● **Exercise data**:
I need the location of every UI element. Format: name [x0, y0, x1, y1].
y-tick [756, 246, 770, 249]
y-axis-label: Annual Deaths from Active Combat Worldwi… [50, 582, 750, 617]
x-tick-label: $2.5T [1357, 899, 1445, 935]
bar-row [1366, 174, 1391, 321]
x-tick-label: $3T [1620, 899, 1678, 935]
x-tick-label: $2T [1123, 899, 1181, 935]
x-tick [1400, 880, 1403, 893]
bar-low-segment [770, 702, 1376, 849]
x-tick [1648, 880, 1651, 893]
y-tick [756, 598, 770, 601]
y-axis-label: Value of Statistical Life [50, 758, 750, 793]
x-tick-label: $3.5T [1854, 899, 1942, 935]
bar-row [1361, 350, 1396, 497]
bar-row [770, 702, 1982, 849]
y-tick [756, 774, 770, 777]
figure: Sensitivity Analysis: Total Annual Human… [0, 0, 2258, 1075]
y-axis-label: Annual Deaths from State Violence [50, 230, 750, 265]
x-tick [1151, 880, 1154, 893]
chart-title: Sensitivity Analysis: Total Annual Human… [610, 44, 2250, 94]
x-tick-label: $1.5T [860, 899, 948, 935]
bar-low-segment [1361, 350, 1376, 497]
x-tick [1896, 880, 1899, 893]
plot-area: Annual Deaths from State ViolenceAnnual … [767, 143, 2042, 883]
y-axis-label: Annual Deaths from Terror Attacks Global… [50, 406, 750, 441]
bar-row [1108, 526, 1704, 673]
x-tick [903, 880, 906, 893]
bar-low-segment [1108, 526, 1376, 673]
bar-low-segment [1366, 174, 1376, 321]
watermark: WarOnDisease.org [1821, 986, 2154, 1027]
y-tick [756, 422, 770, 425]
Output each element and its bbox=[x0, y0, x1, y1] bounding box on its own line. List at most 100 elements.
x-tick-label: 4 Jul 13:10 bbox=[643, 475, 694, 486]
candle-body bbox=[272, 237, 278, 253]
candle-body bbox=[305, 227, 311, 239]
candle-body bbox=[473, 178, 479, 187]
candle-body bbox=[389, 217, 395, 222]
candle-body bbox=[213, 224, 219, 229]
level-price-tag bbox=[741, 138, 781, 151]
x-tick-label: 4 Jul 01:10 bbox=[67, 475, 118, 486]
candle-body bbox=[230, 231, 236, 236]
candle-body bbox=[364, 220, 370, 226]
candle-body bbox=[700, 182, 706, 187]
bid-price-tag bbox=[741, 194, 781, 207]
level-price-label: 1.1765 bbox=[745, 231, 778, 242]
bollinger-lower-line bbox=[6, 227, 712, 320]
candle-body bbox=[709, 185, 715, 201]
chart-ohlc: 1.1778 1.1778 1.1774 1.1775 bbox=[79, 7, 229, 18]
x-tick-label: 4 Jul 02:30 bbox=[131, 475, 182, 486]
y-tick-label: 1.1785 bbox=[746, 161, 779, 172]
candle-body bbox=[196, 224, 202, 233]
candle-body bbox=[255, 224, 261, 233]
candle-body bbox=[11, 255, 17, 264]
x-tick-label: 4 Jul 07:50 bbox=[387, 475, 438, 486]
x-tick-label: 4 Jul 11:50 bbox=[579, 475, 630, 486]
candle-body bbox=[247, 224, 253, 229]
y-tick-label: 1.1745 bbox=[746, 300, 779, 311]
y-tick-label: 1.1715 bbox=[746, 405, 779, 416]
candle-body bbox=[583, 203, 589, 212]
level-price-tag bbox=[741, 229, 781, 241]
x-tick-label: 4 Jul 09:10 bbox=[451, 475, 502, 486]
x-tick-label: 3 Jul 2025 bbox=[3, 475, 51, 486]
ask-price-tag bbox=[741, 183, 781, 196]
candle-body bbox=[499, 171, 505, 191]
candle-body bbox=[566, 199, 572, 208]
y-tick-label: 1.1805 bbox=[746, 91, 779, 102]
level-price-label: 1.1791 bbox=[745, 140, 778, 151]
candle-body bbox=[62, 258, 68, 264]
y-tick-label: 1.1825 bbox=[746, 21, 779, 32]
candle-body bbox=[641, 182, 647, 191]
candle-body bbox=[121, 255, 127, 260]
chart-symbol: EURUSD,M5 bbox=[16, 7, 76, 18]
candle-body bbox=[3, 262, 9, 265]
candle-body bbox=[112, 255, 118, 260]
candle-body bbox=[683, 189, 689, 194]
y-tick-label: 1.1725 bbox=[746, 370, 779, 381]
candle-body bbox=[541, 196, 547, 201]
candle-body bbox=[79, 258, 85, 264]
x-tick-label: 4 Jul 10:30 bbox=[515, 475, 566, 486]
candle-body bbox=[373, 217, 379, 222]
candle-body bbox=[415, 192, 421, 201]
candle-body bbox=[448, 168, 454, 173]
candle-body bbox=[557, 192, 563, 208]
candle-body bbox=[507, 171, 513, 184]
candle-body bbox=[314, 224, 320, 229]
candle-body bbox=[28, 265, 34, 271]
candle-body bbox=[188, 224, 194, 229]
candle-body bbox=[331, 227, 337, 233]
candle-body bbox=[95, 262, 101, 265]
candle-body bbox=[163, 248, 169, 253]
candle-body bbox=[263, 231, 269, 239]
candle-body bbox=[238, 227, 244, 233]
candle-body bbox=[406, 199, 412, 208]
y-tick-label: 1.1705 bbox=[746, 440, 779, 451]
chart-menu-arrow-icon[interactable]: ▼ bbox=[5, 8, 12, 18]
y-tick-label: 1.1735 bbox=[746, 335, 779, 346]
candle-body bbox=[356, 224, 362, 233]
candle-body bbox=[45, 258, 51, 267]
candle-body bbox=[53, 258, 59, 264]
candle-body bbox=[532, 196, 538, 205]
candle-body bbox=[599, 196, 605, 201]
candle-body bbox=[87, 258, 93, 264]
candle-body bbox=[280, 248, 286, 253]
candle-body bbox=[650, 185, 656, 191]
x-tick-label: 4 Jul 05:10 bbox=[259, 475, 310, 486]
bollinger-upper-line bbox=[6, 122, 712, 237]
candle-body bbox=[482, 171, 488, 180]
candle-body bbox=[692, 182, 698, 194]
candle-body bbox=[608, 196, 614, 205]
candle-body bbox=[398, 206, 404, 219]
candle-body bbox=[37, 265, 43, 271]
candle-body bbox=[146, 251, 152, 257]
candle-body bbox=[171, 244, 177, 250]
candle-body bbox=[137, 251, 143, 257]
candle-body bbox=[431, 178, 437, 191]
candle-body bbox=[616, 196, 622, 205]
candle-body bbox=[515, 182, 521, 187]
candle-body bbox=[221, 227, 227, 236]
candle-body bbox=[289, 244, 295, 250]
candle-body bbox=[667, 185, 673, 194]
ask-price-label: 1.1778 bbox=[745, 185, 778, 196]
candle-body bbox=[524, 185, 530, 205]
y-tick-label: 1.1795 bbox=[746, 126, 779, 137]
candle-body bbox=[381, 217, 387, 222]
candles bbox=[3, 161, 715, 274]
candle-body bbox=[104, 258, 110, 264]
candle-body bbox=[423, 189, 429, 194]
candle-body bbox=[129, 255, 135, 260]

● **To do**: Copy every item above word for word, with no changes.

● **Answer in full**:
I need the location of every UI element. Format: name [x0, y0, x1, y1].
y-tick [756, 246, 770, 249]
y-axis-label: Annual Deaths from Active Combat Worldwi… [50, 582, 750, 617]
x-tick-label: $2.5T [1357, 899, 1445, 935]
bar-row [1366, 174, 1391, 321]
x-tick-label: $3T [1620, 899, 1678, 935]
x-tick-label: $2T [1123, 899, 1181, 935]
x-tick [1400, 880, 1403, 893]
bar-low-segment [770, 702, 1376, 849]
x-tick [1648, 880, 1651, 893]
y-tick [756, 598, 770, 601]
y-axis-label: Value of Statistical Life [50, 758, 750, 793]
x-tick-label: $3.5T [1854, 899, 1942, 935]
bar-row [1361, 350, 1396, 497]
bar-row [770, 702, 1982, 849]
y-tick [756, 774, 770, 777]
figure: Sensitivity Analysis: Total Annual Human… [0, 0, 2258, 1075]
y-axis-label: Annual Deaths from State Violence [50, 230, 750, 265]
x-tick [1151, 880, 1154, 893]
chart-title: Sensitivity Analysis: Total Annual Human… [610, 44, 2250, 94]
x-tick-label: $1.5T [860, 899, 948, 935]
bar-low-segment [1361, 350, 1376, 497]
x-tick [1896, 880, 1899, 893]
plot-area: Annual Deaths from State ViolenceAnnual … [767, 143, 2042, 883]
y-axis-label: Annual Deaths from Terror Attacks Global… [50, 406, 750, 441]
bar-row [1108, 526, 1704, 673]
x-tick [903, 880, 906, 893]
bar-low-segment [1108, 526, 1376, 673]
bar-low-segment [1366, 174, 1376, 321]
watermark: WarOnDisease.org [1821, 986, 2154, 1027]
y-tick [756, 422, 770, 425]
Output each element and its bbox=[x0, y0, x1, y1] bounding box on its own line. List at most 100 elements.
x-tick-label: 4 Jul 13:10 bbox=[643, 475, 694, 486]
candle-body bbox=[272, 237, 278, 253]
candle-body bbox=[305, 227, 311, 239]
candle-body bbox=[473, 178, 479, 187]
candle-body bbox=[389, 217, 395, 222]
candle-body bbox=[213, 224, 219, 229]
level-price-tag bbox=[741, 138, 781, 151]
x-tick-label: 4 Jul 01:10 bbox=[67, 475, 118, 486]
candle-body bbox=[230, 231, 236, 236]
candle-body bbox=[364, 220, 370, 226]
candle-body bbox=[700, 182, 706, 187]
bid-price-tag bbox=[741, 194, 781, 207]
level-price-label: 1.1765 bbox=[745, 231, 778, 242]
bollinger-lower-line bbox=[6, 227, 712, 320]
candle-body bbox=[709, 185, 715, 201]
chart-ohlc: 1.1778 1.1778 1.1774 1.1775 bbox=[79, 7, 229, 18]
x-tick-label: 4 Jul 02:30 bbox=[131, 475, 182, 486]
y-tick-label: 1.1785 bbox=[746, 161, 779, 172]
candle-body bbox=[196, 224, 202, 233]
candle-body bbox=[255, 224, 261, 233]
candle-body bbox=[11, 255, 17, 264]
x-tick-label: 4 Jul 07:50 bbox=[387, 475, 438, 486]
x-tick-label: 4 Jul 11:50 bbox=[579, 475, 630, 486]
candle-body bbox=[247, 224, 253, 229]
y-tick-label: 1.1745 bbox=[746, 300, 779, 311]
y-tick-label: 1.1715 bbox=[746, 405, 779, 416]
candle-body bbox=[583, 203, 589, 212]
level-price-tag bbox=[741, 229, 781, 241]
x-tick-label: 4 Jul 09:10 bbox=[451, 475, 502, 486]
x-tick-label: 3 Jul 2025 bbox=[3, 475, 51, 486]
ask-price-tag bbox=[741, 183, 781, 196]
candle-body bbox=[499, 171, 505, 191]
candle-body bbox=[566, 199, 572, 208]
y-tick-label: 1.1805 bbox=[746, 91, 779, 102]
level-price-label: 1.1791 bbox=[745, 140, 778, 151]
candle-body bbox=[62, 258, 68, 264]
y-tick-label: 1.1825 bbox=[746, 21, 779, 32]
candle-body bbox=[641, 182, 647, 191]
candle-body bbox=[121, 255, 127, 260]
chart-symbol: EURUSD,M5 bbox=[16, 7, 76, 18]
candle-body bbox=[3, 262, 9, 265]
candle-body bbox=[112, 255, 118, 260]
candle-body bbox=[683, 189, 689, 194]
y-tick-label: 1.1725 bbox=[746, 370, 779, 381]
candle-body bbox=[541, 196, 547, 201]
candle-body bbox=[79, 258, 85, 264]
x-tick-label: 4 Jul 10:30 bbox=[515, 475, 566, 486]
candle-body bbox=[373, 217, 379, 222]
candle-body bbox=[415, 192, 421, 201]
candle-body bbox=[448, 168, 454, 173]
candle-body bbox=[557, 192, 563, 208]
candle-body bbox=[507, 171, 513, 184]
candle-body bbox=[314, 224, 320, 229]
candle-body bbox=[28, 265, 34, 271]
candle-body bbox=[188, 224, 194, 229]
candle-body bbox=[331, 227, 337, 233]
candle-body bbox=[95, 262, 101, 265]
candle-body bbox=[163, 248, 169, 253]
candle-body bbox=[263, 231, 269, 239]
candle-body bbox=[238, 227, 244, 233]
candle-body bbox=[406, 199, 412, 208]
y-tick-label: 1.1705 bbox=[746, 440, 779, 451]
chart-menu-arrow-icon[interactable]: ▼ bbox=[5, 8, 12, 18]
y-tick-label: 1.1735 bbox=[746, 335, 779, 346]
candle-body bbox=[356, 224, 362, 233]
candle-body bbox=[45, 258, 51, 267]
candle-body bbox=[53, 258, 59, 264]
candle-body bbox=[532, 196, 538, 205]
candle-body bbox=[599, 196, 605, 201]
candle-body bbox=[87, 258, 93, 264]
candle-body bbox=[280, 248, 286, 253]
candle-body bbox=[650, 185, 656, 191]
x-tick-label: 4 Jul 05:10 bbox=[259, 475, 310, 486]
bollinger-upper-line bbox=[6, 122, 712, 237]
candle-body bbox=[482, 171, 488, 180]
candle-body bbox=[692, 182, 698, 194]
candle-body bbox=[608, 196, 614, 205]
candle-body bbox=[398, 206, 404, 219]
candle-body bbox=[37, 265, 43, 271]
candle-body bbox=[146, 251, 152, 257]
candle-body bbox=[171, 244, 177, 250]
candle-body bbox=[137, 251, 143, 257]
candle-body bbox=[431, 178, 437, 191]
candle-body bbox=[616, 196, 622, 205]
candle-body bbox=[515, 182, 521, 187]
candle-body bbox=[221, 227, 227, 236]
candle-body bbox=[289, 244, 295, 250]
candle-body bbox=[667, 185, 673, 194]
ask-price-label: 1.1778 bbox=[745, 185, 778, 196]
candle-body bbox=[524, 185, 530, 205]
y-tick-label: 1.1795 bbox=[746, 126, 779, 137]
candle-body bbox=[381, 217, 387, 222]
candles bbox=[3, 161, 715, 274]
candle-body bbox=[104, 258, 110, 264]
candle-body bbox=[423, 189, 429, 194]
candle-body bbox=[129, 255, 135, 260]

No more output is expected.